Consignes
Affichez toutes les lignes ci-dessous qui contiennent la chaîne « chairing », en les recopiant sans modification.

Relevés de boîtes étiquetées:
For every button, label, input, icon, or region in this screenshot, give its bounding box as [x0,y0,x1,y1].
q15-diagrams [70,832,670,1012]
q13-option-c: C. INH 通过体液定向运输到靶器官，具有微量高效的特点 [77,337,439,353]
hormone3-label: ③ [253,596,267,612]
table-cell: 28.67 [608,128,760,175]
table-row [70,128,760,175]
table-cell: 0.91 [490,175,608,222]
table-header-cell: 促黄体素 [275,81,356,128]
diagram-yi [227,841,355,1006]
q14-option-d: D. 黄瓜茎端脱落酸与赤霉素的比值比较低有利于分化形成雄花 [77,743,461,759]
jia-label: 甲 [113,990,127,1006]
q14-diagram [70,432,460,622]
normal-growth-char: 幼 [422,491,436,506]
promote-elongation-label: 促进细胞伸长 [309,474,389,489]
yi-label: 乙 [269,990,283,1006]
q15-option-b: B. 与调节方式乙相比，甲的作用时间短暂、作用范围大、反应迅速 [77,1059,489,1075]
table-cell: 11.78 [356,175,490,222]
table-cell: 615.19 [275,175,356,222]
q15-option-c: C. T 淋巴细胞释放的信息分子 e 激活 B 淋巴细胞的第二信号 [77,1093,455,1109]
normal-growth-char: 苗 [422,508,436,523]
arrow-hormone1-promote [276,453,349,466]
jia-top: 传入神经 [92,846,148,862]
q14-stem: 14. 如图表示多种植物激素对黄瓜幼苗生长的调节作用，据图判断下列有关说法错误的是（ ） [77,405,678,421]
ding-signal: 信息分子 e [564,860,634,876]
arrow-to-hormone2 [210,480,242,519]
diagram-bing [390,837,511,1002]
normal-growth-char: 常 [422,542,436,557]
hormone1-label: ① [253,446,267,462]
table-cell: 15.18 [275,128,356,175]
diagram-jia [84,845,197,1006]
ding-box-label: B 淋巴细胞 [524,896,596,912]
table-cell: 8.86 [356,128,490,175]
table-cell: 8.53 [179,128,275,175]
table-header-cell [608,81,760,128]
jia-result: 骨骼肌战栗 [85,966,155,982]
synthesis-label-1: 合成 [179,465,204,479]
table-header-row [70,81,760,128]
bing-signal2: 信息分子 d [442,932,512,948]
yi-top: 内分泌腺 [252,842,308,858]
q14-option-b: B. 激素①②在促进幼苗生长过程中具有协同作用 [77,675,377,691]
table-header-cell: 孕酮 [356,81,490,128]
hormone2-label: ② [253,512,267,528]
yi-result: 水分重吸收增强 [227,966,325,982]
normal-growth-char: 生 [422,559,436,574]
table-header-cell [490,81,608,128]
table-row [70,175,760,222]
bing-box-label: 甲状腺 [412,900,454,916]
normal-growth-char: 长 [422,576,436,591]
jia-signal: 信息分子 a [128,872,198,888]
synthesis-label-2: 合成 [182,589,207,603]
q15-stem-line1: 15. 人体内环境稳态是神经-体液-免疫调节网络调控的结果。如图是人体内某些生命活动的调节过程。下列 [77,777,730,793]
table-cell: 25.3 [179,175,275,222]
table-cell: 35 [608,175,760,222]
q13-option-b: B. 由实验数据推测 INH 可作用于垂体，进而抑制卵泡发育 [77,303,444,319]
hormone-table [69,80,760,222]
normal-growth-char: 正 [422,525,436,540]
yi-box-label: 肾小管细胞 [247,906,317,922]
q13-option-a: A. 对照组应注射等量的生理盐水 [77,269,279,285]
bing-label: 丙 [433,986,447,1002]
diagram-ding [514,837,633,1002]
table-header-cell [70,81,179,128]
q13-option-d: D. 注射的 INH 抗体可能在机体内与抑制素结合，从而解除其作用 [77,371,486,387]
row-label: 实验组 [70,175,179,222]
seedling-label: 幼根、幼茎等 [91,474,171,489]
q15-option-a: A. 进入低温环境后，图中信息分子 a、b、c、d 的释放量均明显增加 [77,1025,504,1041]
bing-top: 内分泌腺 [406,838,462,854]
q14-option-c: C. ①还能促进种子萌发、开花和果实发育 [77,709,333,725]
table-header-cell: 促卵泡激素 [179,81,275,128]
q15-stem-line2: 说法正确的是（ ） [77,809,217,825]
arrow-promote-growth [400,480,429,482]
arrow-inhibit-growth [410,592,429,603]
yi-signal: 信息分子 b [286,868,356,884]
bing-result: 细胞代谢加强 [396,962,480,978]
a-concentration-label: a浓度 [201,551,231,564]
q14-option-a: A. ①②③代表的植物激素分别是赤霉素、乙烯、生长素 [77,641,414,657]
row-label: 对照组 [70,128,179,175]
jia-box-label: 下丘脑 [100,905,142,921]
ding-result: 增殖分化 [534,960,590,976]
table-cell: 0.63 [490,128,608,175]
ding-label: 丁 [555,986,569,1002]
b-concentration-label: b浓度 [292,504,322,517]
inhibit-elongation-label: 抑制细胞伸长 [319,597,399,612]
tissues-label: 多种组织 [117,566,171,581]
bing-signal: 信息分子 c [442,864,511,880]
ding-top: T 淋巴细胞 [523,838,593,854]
* * *
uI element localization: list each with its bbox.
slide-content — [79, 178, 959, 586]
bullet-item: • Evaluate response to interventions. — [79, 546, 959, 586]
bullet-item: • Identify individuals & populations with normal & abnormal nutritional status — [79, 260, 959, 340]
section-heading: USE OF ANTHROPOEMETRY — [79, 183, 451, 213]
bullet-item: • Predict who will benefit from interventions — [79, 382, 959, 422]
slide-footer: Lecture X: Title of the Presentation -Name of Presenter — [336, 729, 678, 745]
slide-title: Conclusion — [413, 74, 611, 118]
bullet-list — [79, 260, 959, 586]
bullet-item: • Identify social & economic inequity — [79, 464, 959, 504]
--
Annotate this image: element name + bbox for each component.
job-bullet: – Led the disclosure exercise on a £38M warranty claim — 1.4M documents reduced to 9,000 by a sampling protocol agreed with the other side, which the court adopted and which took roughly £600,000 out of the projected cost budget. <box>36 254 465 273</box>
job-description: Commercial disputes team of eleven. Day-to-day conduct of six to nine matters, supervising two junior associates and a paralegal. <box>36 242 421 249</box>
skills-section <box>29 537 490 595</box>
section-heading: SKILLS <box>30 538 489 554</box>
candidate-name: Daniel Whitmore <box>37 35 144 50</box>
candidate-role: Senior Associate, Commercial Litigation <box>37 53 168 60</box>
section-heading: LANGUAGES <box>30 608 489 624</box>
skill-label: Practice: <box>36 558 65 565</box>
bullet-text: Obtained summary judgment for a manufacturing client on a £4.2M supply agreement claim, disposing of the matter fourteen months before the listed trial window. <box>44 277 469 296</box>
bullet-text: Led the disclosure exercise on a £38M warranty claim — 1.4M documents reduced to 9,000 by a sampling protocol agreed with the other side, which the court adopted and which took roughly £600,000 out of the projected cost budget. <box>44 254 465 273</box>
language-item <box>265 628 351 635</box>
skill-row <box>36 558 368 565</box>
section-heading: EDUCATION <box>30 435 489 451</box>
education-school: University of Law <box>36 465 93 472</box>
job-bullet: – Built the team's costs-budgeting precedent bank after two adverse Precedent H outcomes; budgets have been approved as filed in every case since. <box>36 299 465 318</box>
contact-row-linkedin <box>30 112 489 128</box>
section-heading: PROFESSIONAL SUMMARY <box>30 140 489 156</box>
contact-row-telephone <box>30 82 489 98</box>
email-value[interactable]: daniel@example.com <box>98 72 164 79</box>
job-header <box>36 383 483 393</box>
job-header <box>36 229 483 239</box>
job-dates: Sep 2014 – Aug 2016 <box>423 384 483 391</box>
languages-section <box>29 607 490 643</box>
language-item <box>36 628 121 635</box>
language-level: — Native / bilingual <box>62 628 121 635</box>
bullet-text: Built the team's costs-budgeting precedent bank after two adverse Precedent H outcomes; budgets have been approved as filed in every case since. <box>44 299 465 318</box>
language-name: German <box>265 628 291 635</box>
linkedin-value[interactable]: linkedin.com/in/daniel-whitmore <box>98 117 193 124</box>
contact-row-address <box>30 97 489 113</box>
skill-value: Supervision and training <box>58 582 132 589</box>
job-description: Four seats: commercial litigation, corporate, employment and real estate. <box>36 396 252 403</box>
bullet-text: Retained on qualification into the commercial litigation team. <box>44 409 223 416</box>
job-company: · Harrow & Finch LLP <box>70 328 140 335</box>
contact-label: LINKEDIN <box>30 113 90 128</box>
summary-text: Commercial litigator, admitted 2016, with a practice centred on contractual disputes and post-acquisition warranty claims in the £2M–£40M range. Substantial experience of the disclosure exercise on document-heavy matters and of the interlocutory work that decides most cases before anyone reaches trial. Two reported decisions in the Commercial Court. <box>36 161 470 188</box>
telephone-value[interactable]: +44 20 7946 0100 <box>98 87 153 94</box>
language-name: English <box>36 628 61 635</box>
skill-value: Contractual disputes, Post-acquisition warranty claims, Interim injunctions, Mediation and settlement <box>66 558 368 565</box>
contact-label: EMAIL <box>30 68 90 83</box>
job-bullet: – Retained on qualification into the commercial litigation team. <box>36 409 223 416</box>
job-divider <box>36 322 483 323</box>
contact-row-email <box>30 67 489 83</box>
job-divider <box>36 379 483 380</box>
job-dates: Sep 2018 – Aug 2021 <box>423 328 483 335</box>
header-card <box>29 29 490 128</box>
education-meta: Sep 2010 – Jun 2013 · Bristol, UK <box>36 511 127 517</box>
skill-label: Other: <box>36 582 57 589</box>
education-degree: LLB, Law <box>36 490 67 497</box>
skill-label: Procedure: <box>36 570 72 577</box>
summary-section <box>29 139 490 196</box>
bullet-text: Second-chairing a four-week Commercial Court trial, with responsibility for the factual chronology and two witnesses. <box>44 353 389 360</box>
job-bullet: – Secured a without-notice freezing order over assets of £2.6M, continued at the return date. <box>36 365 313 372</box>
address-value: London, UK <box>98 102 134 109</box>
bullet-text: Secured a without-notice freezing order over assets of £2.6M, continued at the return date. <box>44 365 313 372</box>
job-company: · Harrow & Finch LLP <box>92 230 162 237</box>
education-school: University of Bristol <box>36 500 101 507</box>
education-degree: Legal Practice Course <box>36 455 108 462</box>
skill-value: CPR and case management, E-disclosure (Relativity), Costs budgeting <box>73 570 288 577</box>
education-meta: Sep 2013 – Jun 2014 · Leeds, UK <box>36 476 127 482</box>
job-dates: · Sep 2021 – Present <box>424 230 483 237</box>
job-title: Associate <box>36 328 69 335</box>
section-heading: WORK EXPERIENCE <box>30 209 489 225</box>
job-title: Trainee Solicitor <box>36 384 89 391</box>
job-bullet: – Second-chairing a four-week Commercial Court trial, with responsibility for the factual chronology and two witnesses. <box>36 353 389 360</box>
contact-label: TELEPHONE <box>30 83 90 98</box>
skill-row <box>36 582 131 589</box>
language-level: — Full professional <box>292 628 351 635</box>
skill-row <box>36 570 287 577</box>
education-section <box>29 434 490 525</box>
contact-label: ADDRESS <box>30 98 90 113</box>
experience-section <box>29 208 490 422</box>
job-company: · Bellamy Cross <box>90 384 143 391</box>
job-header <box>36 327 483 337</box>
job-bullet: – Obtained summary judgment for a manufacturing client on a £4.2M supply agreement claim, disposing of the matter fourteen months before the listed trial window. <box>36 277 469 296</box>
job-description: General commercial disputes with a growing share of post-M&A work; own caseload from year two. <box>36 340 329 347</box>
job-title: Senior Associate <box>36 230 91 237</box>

Corrigé
bullet-text: Second-chairing a four-week Commercial Court trial, with responsibility for the factual chronology and two witnesses. <box>44 353 389 360</box>
job-bullet: – Second-chairing a four-week Commercial Court trial, with responsibility for the factual chronology and two witnesses. <box>36 353 389 360</box>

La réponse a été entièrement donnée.